▸ **BRIEF**
In the data, extract each line that holds the string "passing".

* begin DATASET ENTRIES *

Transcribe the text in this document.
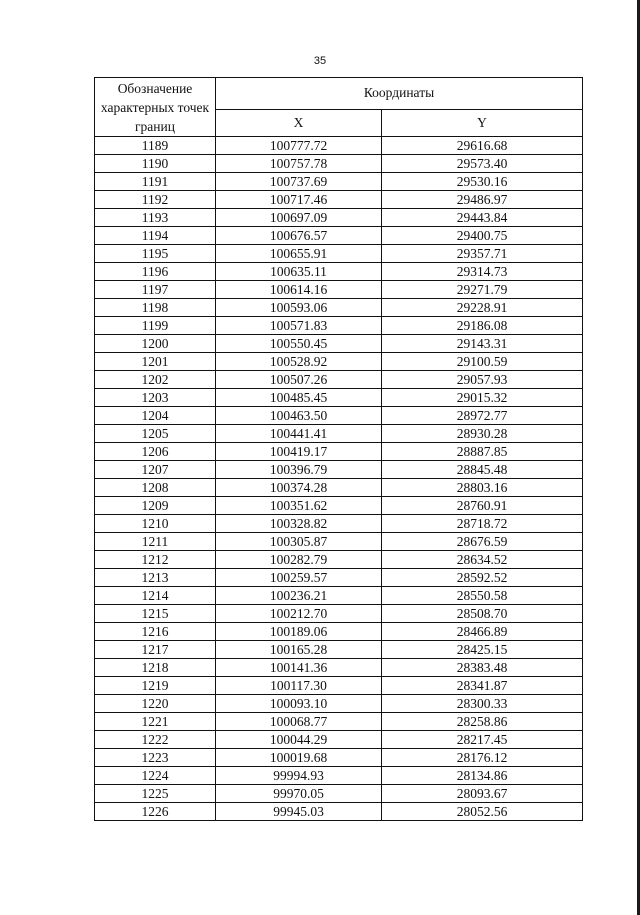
35
Обозначение характерных точек границ	Координаты	
	X	Y
1189	100777.72	29616.68
1190	100757.78	29573.40
1191	100737.69	29530.16
1192	100717.46	29486.97
1193	100697.09	29443.84
1194	100676.57	29400.75
1195	100655.91	29357.71
1196	100635.11	29314.73
1197	100614.16	29271.79
1198	100593.06	29228.91
1199	100571.83	29186.08
1200	100550.45	29143.31
1201	100528.92	29100.59
1202	100507.26	29057.93
1203	100485.45	29015.32
1204	100463.50	28972.77
1205	100441.41	28930.28
1206	100419.17	28887.85
1207	100396.79	28845.48
1208	100374.28	28803.16
1209	100351.62	28760.91
1210	100328.82	28718.72
1211	100305.87	28676.59
1212	100282.79	28634.52
1213	100259.57	28592.52
1214	100236.21	28550.58
1215	100212.70	28508.70
1216	100189.06	28466.89
1217	100165.28	28425.15
1218	100141.36	28383.48
1219	100117.30	28341.87
1220	100093.10	28300.33
1221	100068.77	28258.86
1222	100044.29	28217.45
1223	100019.68	28176.12
1224	99994.93	28134.86
1225	99970.05	28093.67
1226	99945.03	28052.56
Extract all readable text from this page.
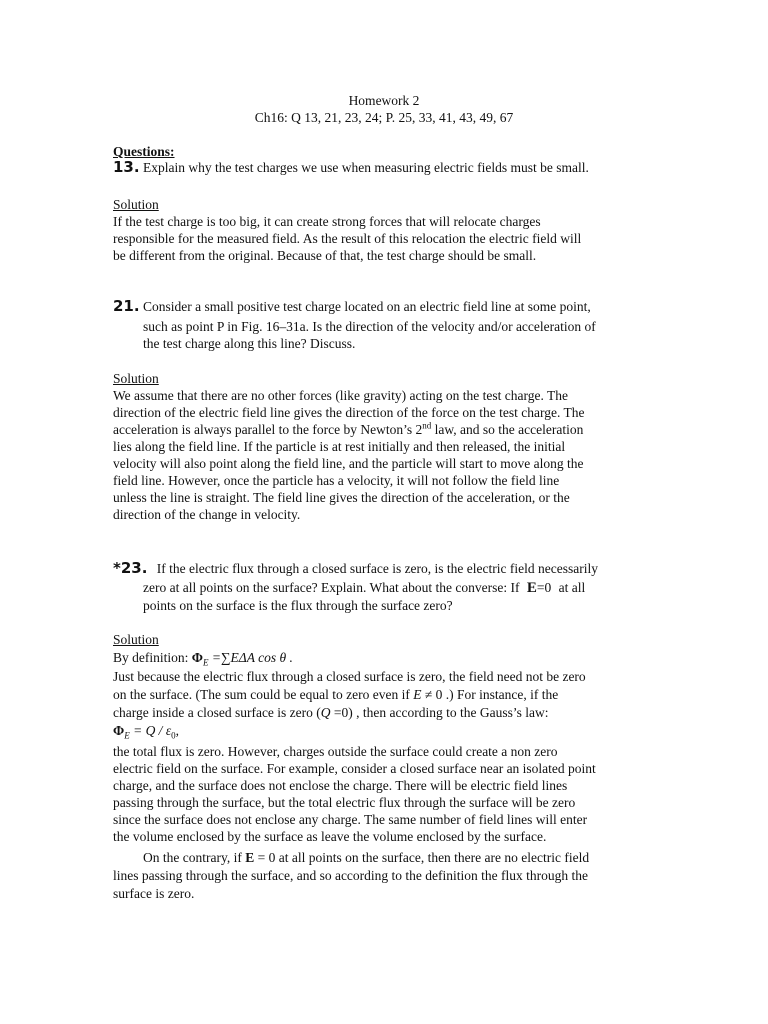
Homework 2
Ch16: Q 13, 21, 23, 24; P. 25, 33, 41, 43, 49, 67
Questions:
13. Explain why the test charges we use when measuring electric fields must be small.
Solution
If the test charge is too big, it can create strong forces that will relocate charges
responsible for the measured field. As the result of this relocation the electric field will
be different from the original. Because of that, the test charge should be small.
21. Consider a small positive test charge located on an electric field line at some point,
such as point P in Fig. 16–31a. Is the direction of the velocity and/or acceleration of
the test charge along this line? Discuss.
Solution
We assume that there are no other forces (like gravity) acting on the test charge. The
direction of the electric field line gives the direction of the force on the test charge. The
acceleration is always parallel to the force by Newton’s 2nd law, and so the acceleration
lies along the field line. If the particle is at rest initially and then released, the initial
velocity will also point along the field line, and the particle will start to move along the
field line. However, once the particle has a velocity, it will not follow the field line
unless the line is straight. The field line gives the direction of the acceleration, or the
direction of the change in velocity.
*23. If the electric flux through a closed surface is zero, is the electric field necessarily
zero at all points on the surface? Explain. What about the converse: If E=0 at all
points on the surface is the flux through the surface zero?
Solution
By definition: $\Phi_E =\sum E\Delta A$ cos θ .
Just because the electric flux through a closed surface is zero, the field need not be zero
on the surface. (The sum could be equal to zero even if E ≠ 0 .) For instance, if the
charge inside a closed surface is zero (Q =0) , then according to the Gauss’s law:
$\Phi_E = Q / \varepsilon_0$,
the total flux is zero. However, charges outside the surface could create a non zero
electric field on the surface. For example, consider a closed surface near an isolated point
charge, and the surface does not enclose the charge. There will be electric field lines
passing through the surface, but the total electric flux through the surface will be zero
since the surface does not enclose any charge. The same number of field lines will enter
the volume enclosed by the surface as leave the volume enclosed by the surface.
On the contrary, if E = 0 at all points on the surface, then there are no electric field
lines passing through the surface, and so according to the definition the flux through the
surface is zero.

* end DATASET ENTRIES *

▸ **TASK ANSWER**
passing through the surface, but the total electric flux through the surface will be zero
lines passing through the surface, and so according to the definition the flux through the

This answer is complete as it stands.